Output every entry exactly, from the first line to the last.

[Recorded information]
-- -- --

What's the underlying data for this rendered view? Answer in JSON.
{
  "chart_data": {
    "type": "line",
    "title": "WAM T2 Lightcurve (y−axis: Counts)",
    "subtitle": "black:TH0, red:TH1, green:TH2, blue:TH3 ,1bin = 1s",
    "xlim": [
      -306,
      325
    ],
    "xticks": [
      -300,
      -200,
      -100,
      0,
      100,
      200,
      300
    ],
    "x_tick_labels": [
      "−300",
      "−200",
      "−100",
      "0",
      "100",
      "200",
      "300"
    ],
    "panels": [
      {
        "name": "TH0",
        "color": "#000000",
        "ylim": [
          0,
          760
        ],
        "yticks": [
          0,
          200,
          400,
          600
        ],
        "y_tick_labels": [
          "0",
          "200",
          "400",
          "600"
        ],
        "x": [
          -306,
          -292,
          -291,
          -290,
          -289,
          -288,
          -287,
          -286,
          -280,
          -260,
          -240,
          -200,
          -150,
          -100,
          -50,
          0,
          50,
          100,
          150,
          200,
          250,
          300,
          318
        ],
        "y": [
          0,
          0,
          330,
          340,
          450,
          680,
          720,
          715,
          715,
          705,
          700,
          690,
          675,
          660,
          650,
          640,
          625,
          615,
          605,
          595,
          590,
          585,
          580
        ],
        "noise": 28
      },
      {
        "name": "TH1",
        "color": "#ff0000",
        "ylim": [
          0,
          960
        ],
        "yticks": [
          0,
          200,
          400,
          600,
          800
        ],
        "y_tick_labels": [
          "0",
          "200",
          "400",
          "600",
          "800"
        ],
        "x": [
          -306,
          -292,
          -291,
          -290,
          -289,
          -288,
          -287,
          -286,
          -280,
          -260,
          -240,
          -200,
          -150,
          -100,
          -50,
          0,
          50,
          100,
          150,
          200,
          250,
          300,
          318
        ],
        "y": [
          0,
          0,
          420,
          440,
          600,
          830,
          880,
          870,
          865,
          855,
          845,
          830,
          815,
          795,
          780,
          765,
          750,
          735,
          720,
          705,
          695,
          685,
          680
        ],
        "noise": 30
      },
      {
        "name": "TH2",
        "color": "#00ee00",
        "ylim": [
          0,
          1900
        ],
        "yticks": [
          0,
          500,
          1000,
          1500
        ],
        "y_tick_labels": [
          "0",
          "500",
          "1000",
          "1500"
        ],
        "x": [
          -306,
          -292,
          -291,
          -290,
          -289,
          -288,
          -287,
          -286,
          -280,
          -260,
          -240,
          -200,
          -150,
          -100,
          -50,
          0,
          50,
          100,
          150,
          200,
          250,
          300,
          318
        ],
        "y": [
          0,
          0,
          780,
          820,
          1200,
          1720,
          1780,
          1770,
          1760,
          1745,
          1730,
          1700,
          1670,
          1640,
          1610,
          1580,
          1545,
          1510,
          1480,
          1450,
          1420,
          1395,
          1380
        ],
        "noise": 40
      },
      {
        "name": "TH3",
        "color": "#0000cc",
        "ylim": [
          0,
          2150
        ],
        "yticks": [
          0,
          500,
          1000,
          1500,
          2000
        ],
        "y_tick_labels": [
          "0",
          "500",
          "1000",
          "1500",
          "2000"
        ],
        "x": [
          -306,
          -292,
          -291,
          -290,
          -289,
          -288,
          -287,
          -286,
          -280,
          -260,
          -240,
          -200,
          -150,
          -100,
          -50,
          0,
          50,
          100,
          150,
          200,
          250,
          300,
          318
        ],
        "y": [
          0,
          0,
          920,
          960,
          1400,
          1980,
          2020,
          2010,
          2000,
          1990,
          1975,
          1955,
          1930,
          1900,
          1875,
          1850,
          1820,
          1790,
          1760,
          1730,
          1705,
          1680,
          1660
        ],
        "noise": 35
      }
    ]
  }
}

-- -- --

[Exercise output]
What's the underlying data for this rendered view? Answer in JSON.
{
  "chart_data": {
    "type": "line",
    "title": "WAM T2 Lightcurve (y−axis: Counts)",
    "subtitle": "black:TH0, red:TH1, green:TH2, blue:TH3 ,1bin = 1s",
    "xlim": [
      -306,
      325
    ],
    "xticks": [
      -300,
      -200,
      -100,
      0,
      100,
      200,
      300
    ],
    "x_tick_labels": [
      "−300",
      "−200",
      "−100",
      "0",
      "100",
      "200",
      "300"
    ],
    "panels": [
      {
        "name": "TH0",
        "color": "#000000",
        "ylim": [
          0,
          760
        ],
        "yticks": [
          0,
          200,
          400,
          600
        ],
        "y_tick_labels": [
          "0",
          "200",
          "400",
          "600"
        ],
        "x": [
          -306,
          -292,
          -291,
          -290,
          -289,
          -288,
          -287,
          -286,
          -280,
          -260,
          -240,
          -200,
          -150,
          -100,
          -50,
          0,
          50,
          100,
          150,
          200,
          250,
          300,
          318
        ],
        "y": [
          0,
          0,
          330,
          340,
          450,
          680,
          720,
          715,
          715,
          705,
          700,
          690,
          675,
          660,
          650,
          640,
          625,
          615,
          605,
          595,
          590,
          585,
          580
        ],
        "noise": 28
      },
      {
        "name": "TH1",
        "color": "#ff0000",
        "ylim": [
          0,
          960
        ],
        "yticks": [
          0,
          200,
          400,
          600,
          800
        ],
        "y_tick_labels": [
          "0",
          "200",
          "400",
          "600",
          "800"
        ],
        "x": [
          -306,
          -292,
          -291,
          -290,
          -289,
          -288,
          -287,
          -286,
          -280,
          -260,
          -240,
          -200,
          -150,
          -100,
          -50,
          0,
          50,
          100,
          150,
          200,
          250,
          300,
          318
        ],
        "y": [
          0,
          0,
          420,
          440,
          600,
          830,
          880,
          870,
          865,
          855,
          845,
          830,
          815,
          795,
          780,
          765,
          750,
          735,
          720,
          705,
          695,
          685,
          680
        ],
        "noise": 30
      },
      {
        "name": "TH2",
        "color": "#00ee00",
        "ylim": [
          0,
          1900
        ],
        "yticks": [
          0,
          500,
          1000,
          1500
        ],
        "y_tick_labels": [
          "0",
          "500",
          "1000",
          "1500"
        ],
        "x": [
          -306,
          -292,
          -291,
          -290,
          -289,
          -288,
          -287,
          -286,
          -280,
          -260,
          -240,
          -200,
          -150,
          -100,
          -50,
          0,
          50,
          100,
          150,
          200,
          250,
          300,
          318
        ],
        "y": [
          0,
          0,
          780,
          820,
          1200,
          1720,
          1780,
          1770,
          1760,
          1745,
          1730,
          1700,
          1670,
          1640,
          1610,
          1580,
          1545,
          1510,
          1480,
          1450,
          1420,
          1395,
          1380
        ],
        "noise": 40
      },
      {
        "name": "TH3",
        "color": "#0000cc",
        "ylim": [
          0,
          2150
        ],
        "yticks": [
          0,
          500,
          1000,
          1500,
          2000
        ],
        "y_tick_labels": [
          "0",
          "500",
          "1000",
          "1500",
          "2000"
        ],
        "x": [
          -306,
          -292,
          -291,
          -290,
          -289,
          -288,
          -287,
          -286,
          -280,
          -260,
          -240,
          -200,
          -150,
          -100,
          -50,
          0,
          50,
          100,
          150,
          200,
          250,
          300,
          318
        ],
        "y": [
          0,
          0,
          920,
          960,
          1400,
          1980,
          2020,
          2010,
          2000,
          1990,
          1975,
          1955,
          1930,
          1900,
          1875,
          1850,
          1820,
          1790,
          1760,
          1730,
          1705,
          1680,
          1660
        ],
        "noise": 35
      }
    ]
  }
}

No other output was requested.